Exercise description
Leaving out all images, write out the records that follow exactly.

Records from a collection
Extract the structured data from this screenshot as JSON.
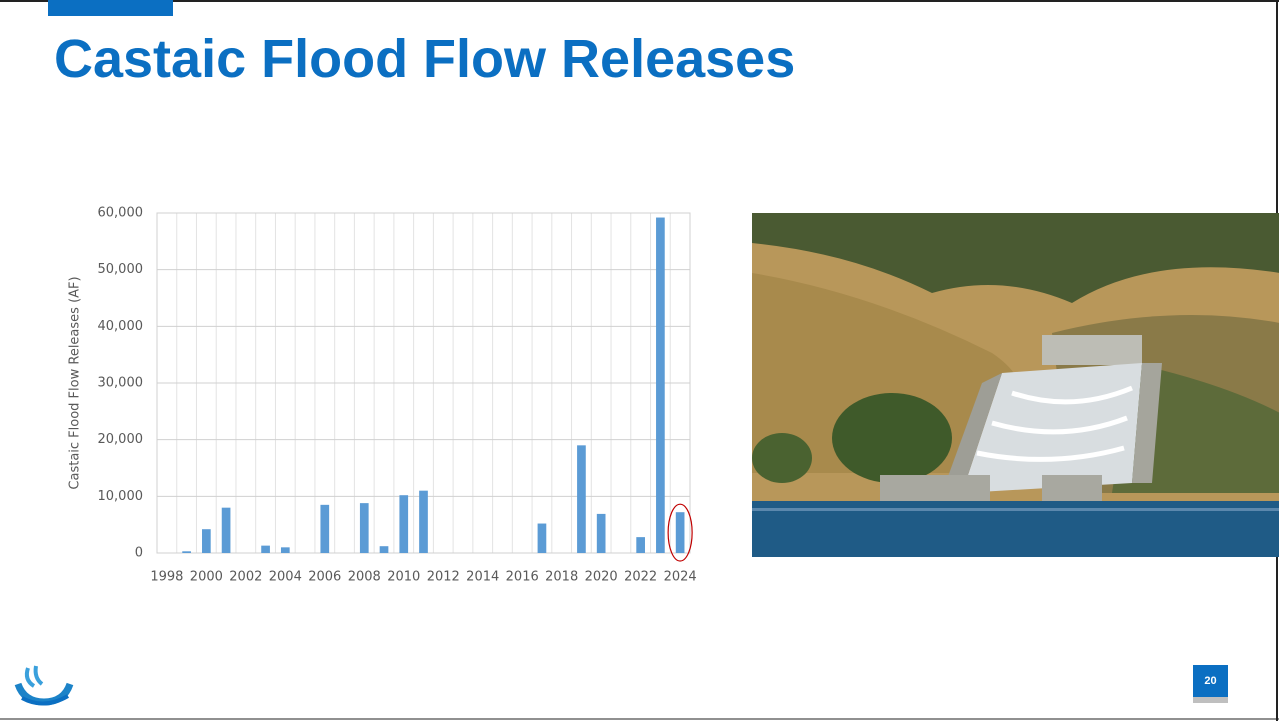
{
  "slide": {
    "title": "Castaic Flood Flow Releases",
    "page_number": "20"
  },
  "chart_data": {
    "type": "bar",
    "y_label": "Castaic Flood Flow Releases (AF)",
    "categories": [
      "1998",
      null,
      "2000",
      null,
      "2002",
      null,
      "2004",
      null,
      "2006",
      null,
      "2008",
      null,
      "2010",
      null,
      "2012",
      null,
      "2014",
      null,
      "2016",
      null,
      "2018",
      null,
      "2020",
      null,
      "2022",
      null,
      "2024"
    ],
    "values": [
      0,
      300,
      4200,
      8000,
      0,
      1300,
      1000,
      0,
      8500,
      0,
      8800,
      1200,
      10200,
      11000,
      0,
      0,
      0,
      0,
      0,
      5200,
      0,
      19000,
      6900,
      0,
      2800,
      59200,
      7200
    ],
    "color": "#5b9bd5",
    "ylim": [
      0,
      60000
    ],
    "yticks": [
      0,
      {
        "value": 10000,
        "label": "10,000"
      },
      {
        "value": 20000,
        "label": "20,000"
      },
      {
        "value": 30000,
        "label": "30,000"
      },
      {
        "value": 40000,
        "label": "40,000"
      },
      {
        "value": 50000,
        "label": "50,000"
      },
      {
        "value": 60000,
        "label": "60,000"
      }
    ],
    "grid": true
  }
}
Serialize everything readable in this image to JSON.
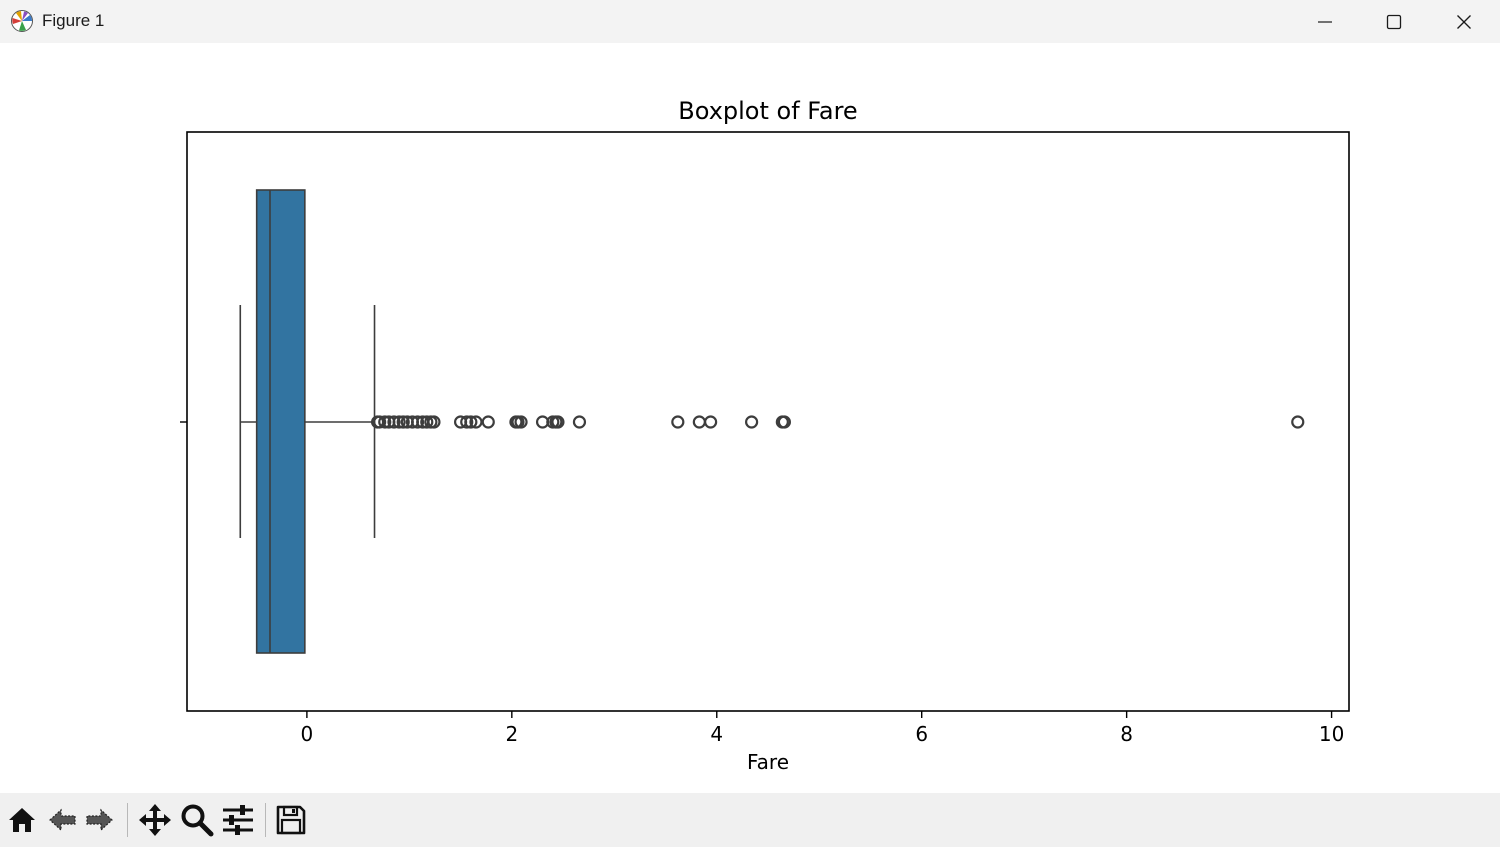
{
  "window": {
    "title": "Figure 1",
    "icons": {
      "app": "matplotlib-icon",
      "minimize": "minimize-icon",
      "maximize": "maximize-icon",
      "close": "close-icon"
    }
  },
  "toolbar": {
    "buttons": [
      {
        "name": "home-button",
        "icon": "home-icon"
      },
      {
        "name": "back-button",
        "icon": "back-arrow-icon"
      },
      {
        "name": "forward-button",
        "icon": "forward-arrow-icon"
      },
      {
        "name": "pan-button",
        "icon": "move-icon"
      },
      {
        "name": "zoom-button",
        "icon": "magnifier-icon"
      },
      {
        "name": "configure-subplots-button",
        "icon": "sliders-icon"
      },
      {
        "name": "save-button",
        "icon": "floppy-disk-icon"
      }
    ]
  },
  "chart_data": {
    "type": "boxplot",
    "title": "Boxplot of Fare",
    "xlabel": "Fare",
    "ylabel": "",
    "xlim": [
      -1.17,
      10.17
    ],
    "xticks": [
      0,
      2,
      4,
      6,
      8,
      10
    ],
    "grid": false,
    "box_color": "#3274a1",
    "edge_color": "#3d3d3d",
    "box": {
      "whisker_low": -0.65,
      "q1": -0.49,
      "median": -0.36,
      "q3": -0.02,
      "whisker_high": 0.66
    },
    "outliers": [
      0.69,
      0.71,
      0.76,
      0.8,
      0.85,
      0.9,
      0.94,
      0.98,
      1.03,
      1.08,
      1.13,
      1.17,
      1.21,
      1.24,
      1.5,
      1.56,
      1.6,
      1.65,
      1.77,
      2.04,
      2.06,
      2.09,
      2.3,
      2.4,
      2.43,
      2.45,
      2.66,
      3.62,
      3.83,
      3.94,
      4.34,
      4.64,
      4.66,
      9.67
    ]
  }
}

Task solution
Extract the structured data from this screenshot as JSON.
{
  "slide": {
    "title": "Castaic Flood Flow Releases",
    "page_number": "20"
  },
  "chart_data": {
    "type": "bar",
    "y_label": "Castaic Flood Flow Releases (AF)",
    "categories": [
      "1998",
      null,
      "2000",
      null,
      "2002",
      null,
      "2004",
      null,
      "2006",
      null,
      "2008",
      null,
      "2010",
      null,
      "2012",
      null,
      "2014",
      null,
      "2016",
      null,
      "2018",
      null,
      "2020",
      null,
      "2022",
      null,
      "2024"
    ],
    "values": [
      0,
      300,
      4200,
      8000,
      0,
      1300,
      1000,
      0,
      8500,
      0,
      8800,
      1200,
      10200,
      11000,
      0,
      0,
      0,
      0,
      0,
      5200,
      0,
      19000,
      6900,
      0,
      2800,
      59200,
      7200
    ],
    "color": "#5b9bd5",
    "ylim": [
      0,
      60000
    ],
    "yticks": [
      0,
      {
        "value": 10000,
        "label": "10,000"
      },
      {
        "value": 20000,
        "label": "20,000"
      },
      {
        "value": 30000,
        "label": "30,000"
      },
      {
        "value": 40000,
        "label": "40,000"
      },
      {
        "value": 50000,
        "label": "50,000"
      },
      {
        "value": 60000,
        "label": "60,000"
      }
    ],
    "grid": true
  }
}
Serialize everything readable in this image to JSON.
{
  "window": {
    "title": "Figure 1",
    "icons": {
      "app": "matplotlib-icon",
      "minimize": "minimize-icon",
      "maximize": "maximize-icon",
      "close": "close-icon"
    }
  },
  "toolbar": {
    "buttons": [
      {
        "name": "home-button",
        "icon": "home-icon"
      },
      {
        "name": "back-button",
        "icon": "back-arrow-icon"
      },
      {
        "name": "forward-button",
        "icon": "forward-arrow-icon"
      },
      {
        "name": "pan-button",
        "icon": "move-icon"
      },
      {
        "name": "zoom-button",
        "icon": "magnifier-icon"
      },
      {
        "name": "configure-subplots-button",
        "icon": "sliders-icon"
      },
      {
        "name": "save-button",
        "icon": "floppy-disk-icon"
      }
    ]
  },
  "chart_data": {
    "type": "boxplot",
    "title": "Boxplot of Fare",
    "xlabel": "Fare",
    "ylabel": "",
    "xlim": [
      -1.17,
      10.17
    ],
    "xticks": [
      0,
      2,
      4,
      6,
      8,
      10
    ],
    "grid": false,
    "box_color": "#3274a1",
    "edge_color": "#3d3d3d",
    "box": {
      "whisker_low": -0.65,
      "q1": -0.49,
      "median": -0.36,
      "q3": -0.02,
      "whisker_high": 0.66
    },
    "outliers": [
      0.69,
      0.71,
      0.76,
      0.8,
      0.85,
      0.9,
      0.94,
      0.98,
      1.03,
      1.08,
      1.13,
      1.17,
      1.21,
      1.24,
      1.5,
      1.56,
      1.6,
      1.65,
      1.77,
      2.04,
      2.06,
      2.09,
      2.3,
      2.4,
      2.43,
      2.45,
      2.66,
      3.62,
      3.83,
      3.94,
      4.34,
      4.64,
      4.66,
      9.67
    ]
  }
}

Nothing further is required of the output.